* **THE PROBLEM**: Show each line of the data below that has the string "bottom" in it.

* **RECORDS SUPPLIED**:
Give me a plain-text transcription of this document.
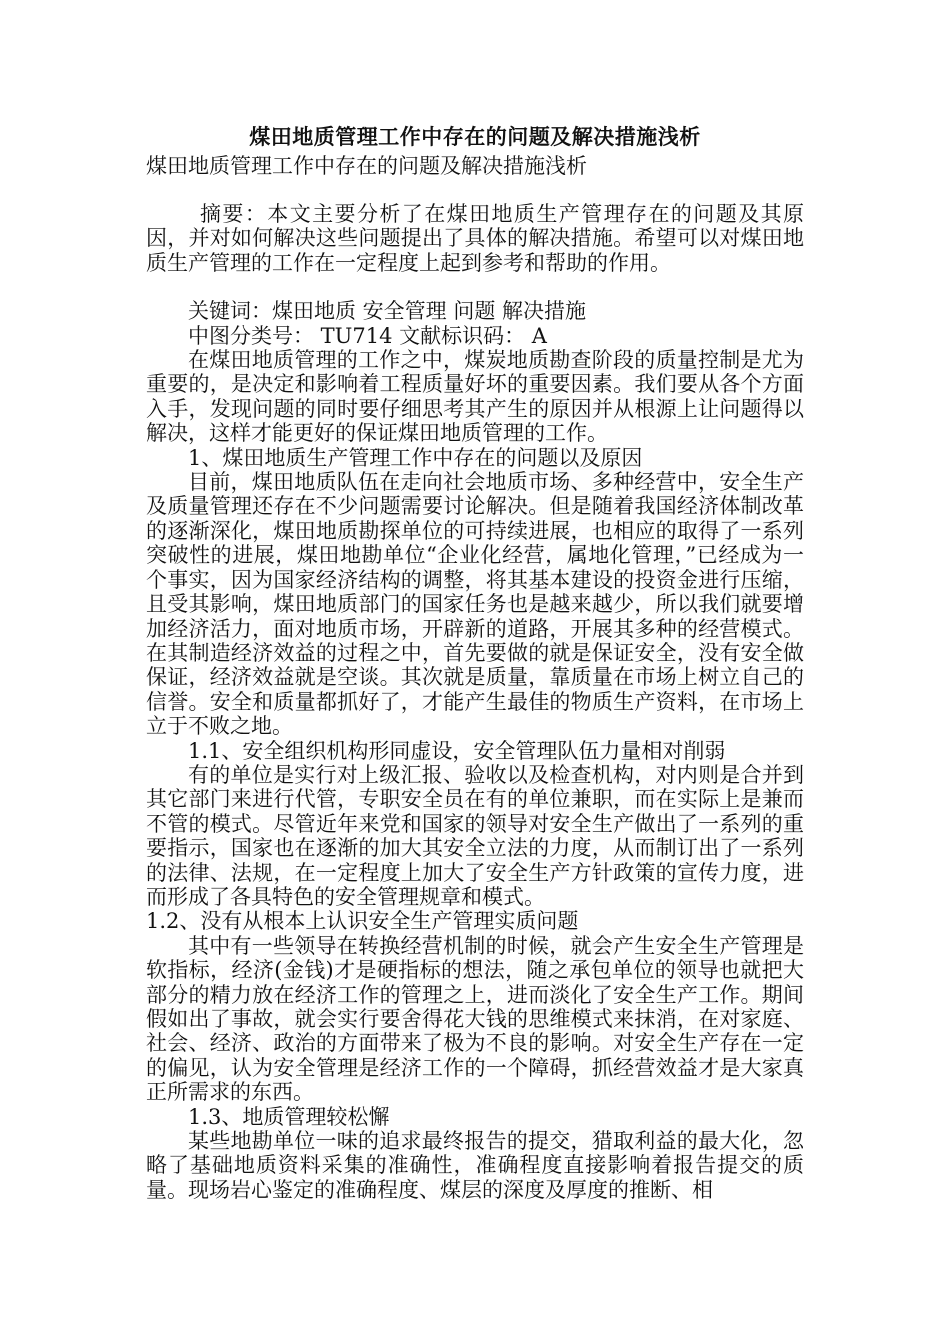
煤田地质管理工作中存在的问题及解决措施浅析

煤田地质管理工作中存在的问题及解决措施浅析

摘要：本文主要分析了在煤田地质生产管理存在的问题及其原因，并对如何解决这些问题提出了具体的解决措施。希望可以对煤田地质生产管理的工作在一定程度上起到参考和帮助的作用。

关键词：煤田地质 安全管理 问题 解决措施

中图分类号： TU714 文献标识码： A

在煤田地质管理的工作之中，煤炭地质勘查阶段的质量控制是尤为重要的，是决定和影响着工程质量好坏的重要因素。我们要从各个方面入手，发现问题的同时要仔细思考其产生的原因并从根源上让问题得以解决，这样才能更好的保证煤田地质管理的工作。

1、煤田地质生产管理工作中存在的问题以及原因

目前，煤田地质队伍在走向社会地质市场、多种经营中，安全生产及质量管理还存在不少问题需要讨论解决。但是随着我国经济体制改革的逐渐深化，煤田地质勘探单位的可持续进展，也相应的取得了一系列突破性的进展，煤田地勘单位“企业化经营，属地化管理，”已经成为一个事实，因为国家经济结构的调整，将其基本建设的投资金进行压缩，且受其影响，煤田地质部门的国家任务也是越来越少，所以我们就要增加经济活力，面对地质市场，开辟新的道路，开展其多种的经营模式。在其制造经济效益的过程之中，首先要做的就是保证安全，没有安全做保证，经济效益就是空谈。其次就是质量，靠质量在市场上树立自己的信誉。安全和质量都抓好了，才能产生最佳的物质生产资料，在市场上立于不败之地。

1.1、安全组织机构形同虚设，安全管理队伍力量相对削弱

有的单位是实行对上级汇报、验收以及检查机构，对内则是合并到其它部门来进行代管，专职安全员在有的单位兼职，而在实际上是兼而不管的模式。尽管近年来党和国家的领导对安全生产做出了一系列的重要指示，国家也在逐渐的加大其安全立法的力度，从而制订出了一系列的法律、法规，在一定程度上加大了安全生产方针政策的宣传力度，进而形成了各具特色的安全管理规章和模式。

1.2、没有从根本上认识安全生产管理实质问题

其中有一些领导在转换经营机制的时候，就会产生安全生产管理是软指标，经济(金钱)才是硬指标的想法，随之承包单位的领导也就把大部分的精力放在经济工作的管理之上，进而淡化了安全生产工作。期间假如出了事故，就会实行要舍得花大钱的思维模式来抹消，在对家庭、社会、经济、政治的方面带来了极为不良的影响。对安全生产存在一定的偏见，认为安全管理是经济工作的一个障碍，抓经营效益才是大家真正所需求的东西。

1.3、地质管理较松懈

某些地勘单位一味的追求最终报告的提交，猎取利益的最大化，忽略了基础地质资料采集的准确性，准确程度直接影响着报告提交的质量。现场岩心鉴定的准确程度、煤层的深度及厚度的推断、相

...

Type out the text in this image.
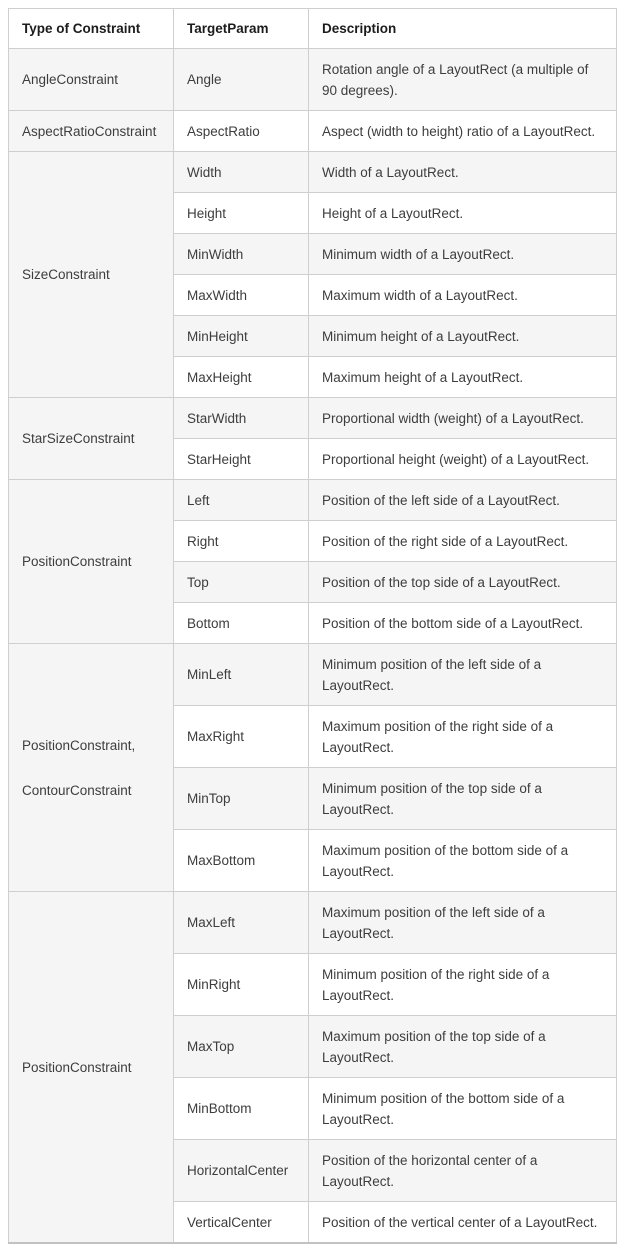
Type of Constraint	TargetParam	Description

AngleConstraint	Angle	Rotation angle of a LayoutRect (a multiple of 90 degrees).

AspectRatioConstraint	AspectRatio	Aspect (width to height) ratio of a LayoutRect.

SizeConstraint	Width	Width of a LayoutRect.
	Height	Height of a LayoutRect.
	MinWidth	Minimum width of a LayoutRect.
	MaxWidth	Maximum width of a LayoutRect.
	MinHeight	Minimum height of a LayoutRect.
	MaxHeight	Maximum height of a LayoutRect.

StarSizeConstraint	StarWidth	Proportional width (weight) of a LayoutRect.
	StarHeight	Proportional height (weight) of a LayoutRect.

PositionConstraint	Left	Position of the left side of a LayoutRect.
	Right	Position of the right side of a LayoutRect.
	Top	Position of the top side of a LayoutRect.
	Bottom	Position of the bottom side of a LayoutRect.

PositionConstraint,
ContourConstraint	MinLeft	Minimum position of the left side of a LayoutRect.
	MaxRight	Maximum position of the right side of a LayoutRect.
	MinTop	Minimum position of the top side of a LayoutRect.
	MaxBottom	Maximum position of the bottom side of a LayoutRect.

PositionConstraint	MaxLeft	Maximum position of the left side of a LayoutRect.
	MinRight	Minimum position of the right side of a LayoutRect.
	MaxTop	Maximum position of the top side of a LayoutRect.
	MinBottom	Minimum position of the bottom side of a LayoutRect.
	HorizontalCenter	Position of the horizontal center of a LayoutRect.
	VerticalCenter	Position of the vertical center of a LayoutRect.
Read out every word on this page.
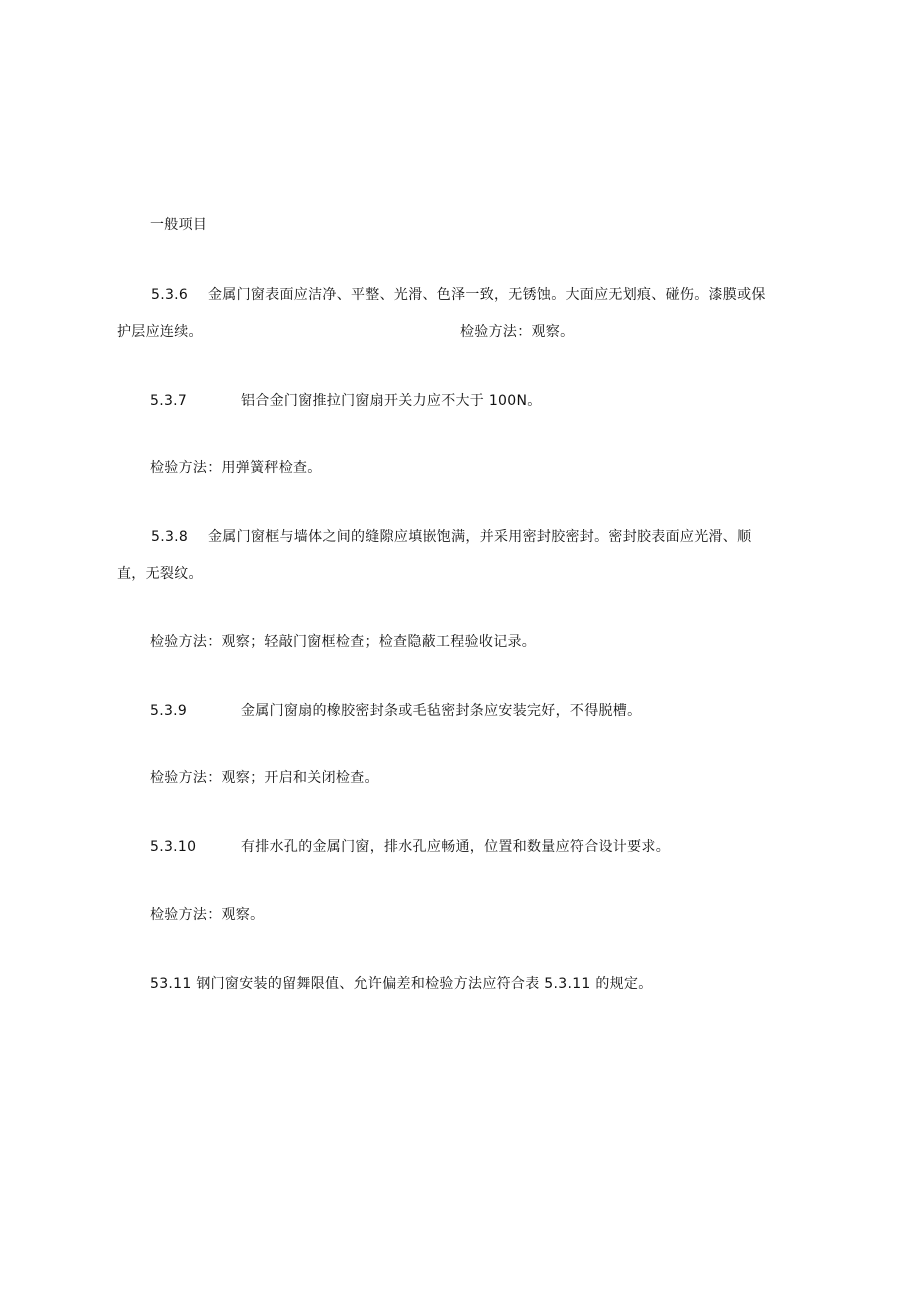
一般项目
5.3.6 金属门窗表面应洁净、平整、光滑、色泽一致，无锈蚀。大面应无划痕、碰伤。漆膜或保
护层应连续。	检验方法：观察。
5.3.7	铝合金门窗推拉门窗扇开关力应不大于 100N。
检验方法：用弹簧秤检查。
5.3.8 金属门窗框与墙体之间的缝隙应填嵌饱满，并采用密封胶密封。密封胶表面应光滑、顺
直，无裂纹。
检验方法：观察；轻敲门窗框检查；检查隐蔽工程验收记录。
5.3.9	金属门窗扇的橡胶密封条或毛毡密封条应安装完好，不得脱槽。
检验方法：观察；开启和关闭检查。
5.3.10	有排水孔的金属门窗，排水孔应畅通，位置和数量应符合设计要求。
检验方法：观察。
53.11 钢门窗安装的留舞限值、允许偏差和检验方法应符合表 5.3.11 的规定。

* **ANSWER TO THIS TASK**:
	Bottom	Position of the bottom side of a LayoutRect.
	MaxBottom	Maximum position of the bottom side of a LayoutRect.
	MinBottom	Minimum position of the bottom side of a LayoutRect.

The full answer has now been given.